**YOUR TASK**
Quote exactly, and only, the lines from the one with "Decode this image" through the end of the listing.

########################################

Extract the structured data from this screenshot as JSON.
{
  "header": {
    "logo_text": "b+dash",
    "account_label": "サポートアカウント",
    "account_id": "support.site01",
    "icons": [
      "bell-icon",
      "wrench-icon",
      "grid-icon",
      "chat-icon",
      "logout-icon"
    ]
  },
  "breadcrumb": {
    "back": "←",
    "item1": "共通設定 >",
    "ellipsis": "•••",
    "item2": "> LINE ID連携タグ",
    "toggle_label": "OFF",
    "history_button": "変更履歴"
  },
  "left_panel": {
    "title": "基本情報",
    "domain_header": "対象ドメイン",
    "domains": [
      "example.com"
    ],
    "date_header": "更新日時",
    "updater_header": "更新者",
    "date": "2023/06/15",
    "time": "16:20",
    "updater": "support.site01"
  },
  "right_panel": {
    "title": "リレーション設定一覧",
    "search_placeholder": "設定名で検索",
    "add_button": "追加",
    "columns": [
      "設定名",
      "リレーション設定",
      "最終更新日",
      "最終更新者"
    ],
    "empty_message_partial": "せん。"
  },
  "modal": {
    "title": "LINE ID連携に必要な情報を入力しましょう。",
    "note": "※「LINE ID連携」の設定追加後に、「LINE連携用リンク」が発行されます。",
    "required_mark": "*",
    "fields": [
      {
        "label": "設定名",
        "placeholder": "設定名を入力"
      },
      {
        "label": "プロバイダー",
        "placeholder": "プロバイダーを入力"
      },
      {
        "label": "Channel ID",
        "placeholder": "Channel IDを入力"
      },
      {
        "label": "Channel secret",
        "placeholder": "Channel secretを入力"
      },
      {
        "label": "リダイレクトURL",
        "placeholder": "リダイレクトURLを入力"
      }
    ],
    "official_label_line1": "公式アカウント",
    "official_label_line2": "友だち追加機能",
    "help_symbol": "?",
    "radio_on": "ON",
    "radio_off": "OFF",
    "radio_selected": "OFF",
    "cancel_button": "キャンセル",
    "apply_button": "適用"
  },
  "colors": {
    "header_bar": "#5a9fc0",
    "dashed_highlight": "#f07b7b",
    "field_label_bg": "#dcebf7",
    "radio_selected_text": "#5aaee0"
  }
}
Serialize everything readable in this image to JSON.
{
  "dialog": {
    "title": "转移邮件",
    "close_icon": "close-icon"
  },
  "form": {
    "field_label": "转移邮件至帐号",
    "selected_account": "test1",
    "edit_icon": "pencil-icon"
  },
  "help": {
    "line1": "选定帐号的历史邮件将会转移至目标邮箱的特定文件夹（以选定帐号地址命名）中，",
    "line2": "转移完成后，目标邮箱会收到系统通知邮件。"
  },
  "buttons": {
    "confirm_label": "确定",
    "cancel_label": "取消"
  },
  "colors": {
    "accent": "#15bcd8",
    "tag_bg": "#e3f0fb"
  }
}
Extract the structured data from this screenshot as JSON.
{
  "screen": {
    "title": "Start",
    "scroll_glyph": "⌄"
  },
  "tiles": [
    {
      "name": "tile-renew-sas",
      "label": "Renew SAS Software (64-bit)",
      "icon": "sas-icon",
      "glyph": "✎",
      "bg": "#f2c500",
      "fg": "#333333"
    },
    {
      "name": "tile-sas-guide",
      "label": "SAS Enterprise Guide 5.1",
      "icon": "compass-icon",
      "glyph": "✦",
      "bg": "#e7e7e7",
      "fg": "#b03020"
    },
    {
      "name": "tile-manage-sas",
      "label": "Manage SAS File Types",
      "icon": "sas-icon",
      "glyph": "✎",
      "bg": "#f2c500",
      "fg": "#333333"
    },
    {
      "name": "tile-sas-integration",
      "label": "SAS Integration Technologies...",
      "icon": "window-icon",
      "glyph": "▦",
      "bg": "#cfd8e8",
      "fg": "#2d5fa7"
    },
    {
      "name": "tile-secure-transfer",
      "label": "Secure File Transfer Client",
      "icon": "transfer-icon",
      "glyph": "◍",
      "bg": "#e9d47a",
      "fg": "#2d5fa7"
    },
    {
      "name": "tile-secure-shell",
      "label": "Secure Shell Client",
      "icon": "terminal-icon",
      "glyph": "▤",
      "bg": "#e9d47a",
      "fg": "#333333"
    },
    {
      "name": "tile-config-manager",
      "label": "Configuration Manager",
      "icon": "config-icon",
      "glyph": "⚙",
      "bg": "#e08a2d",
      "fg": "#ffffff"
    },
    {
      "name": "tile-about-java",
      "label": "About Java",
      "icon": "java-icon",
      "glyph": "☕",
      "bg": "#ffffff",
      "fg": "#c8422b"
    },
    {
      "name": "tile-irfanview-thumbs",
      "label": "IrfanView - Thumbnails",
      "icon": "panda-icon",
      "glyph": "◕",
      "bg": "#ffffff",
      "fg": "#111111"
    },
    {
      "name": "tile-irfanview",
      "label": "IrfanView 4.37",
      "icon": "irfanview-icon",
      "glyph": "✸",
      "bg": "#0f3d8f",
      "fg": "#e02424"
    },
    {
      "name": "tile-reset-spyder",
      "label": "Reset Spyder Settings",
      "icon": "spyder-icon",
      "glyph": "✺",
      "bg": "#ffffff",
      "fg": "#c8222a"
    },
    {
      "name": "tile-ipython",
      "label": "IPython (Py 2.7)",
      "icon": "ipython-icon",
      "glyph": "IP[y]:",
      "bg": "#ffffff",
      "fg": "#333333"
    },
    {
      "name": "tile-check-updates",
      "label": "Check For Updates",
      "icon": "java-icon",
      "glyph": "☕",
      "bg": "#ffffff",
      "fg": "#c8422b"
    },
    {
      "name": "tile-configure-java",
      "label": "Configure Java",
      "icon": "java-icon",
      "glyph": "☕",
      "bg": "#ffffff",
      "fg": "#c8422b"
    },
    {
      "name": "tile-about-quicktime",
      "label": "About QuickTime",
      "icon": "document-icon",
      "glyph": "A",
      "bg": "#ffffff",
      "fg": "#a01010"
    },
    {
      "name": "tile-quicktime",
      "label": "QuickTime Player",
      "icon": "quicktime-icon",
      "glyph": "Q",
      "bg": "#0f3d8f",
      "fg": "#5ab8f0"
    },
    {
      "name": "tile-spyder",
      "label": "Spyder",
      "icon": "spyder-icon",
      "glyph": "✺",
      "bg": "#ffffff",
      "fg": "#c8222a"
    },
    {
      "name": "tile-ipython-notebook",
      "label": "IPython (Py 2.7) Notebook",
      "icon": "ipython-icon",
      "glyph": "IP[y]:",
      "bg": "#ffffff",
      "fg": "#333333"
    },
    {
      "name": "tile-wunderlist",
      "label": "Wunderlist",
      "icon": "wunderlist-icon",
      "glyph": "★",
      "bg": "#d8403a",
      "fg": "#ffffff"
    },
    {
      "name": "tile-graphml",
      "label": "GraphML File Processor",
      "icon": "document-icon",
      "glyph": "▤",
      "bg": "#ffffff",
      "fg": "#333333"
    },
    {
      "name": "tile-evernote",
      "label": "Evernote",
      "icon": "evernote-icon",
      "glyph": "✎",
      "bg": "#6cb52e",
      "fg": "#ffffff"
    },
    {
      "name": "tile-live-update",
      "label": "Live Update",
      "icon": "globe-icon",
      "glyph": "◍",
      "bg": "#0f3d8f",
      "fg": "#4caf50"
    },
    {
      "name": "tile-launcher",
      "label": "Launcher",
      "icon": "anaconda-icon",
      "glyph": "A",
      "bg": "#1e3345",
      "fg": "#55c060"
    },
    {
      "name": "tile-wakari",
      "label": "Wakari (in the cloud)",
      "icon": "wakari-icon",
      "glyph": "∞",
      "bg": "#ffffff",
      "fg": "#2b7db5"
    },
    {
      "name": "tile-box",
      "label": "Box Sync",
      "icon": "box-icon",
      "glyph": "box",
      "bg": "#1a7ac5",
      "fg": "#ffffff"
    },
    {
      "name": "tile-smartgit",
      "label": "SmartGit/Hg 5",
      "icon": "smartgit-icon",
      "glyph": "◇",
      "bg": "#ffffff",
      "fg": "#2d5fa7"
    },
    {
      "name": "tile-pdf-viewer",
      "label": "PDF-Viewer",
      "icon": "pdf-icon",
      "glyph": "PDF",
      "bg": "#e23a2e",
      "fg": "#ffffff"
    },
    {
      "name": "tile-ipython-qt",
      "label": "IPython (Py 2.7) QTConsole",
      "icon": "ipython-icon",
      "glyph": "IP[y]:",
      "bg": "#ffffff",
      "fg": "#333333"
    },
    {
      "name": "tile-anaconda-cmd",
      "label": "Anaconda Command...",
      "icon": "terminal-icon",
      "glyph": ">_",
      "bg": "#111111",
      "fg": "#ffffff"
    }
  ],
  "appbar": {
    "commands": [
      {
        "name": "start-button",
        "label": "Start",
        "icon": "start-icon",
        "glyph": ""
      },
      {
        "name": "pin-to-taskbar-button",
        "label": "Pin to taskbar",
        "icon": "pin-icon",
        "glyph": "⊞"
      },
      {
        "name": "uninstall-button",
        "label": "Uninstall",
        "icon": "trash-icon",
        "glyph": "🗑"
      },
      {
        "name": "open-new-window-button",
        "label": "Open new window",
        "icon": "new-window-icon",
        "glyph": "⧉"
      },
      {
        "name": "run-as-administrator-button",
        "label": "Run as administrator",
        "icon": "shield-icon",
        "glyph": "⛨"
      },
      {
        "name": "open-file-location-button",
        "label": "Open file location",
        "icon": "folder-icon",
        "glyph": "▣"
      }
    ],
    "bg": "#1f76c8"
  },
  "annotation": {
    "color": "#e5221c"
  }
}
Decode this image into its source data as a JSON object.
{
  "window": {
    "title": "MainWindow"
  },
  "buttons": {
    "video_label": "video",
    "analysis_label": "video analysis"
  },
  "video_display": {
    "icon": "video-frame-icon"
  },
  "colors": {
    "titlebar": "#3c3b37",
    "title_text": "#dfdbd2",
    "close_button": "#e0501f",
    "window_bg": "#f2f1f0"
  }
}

########################################

**RESPONSE FOR THIS EXERCISE**
Decode this image into its source data as a JSON object.
{
  "window": {
    "title": "MainWindow"
  },
  "buttons": {
    "video_label": "video",
    "analysis_label": "video analysis"
  },
  "video_display": {
    "icon": "video-frame-icon"
  },
  "colors": {
    "titlebar": "#3c3b37",
    "title_text": "#dfdbd2",
    "close_button": "#e0501f",
    "window_bg": "#f2f1f0"
  }
}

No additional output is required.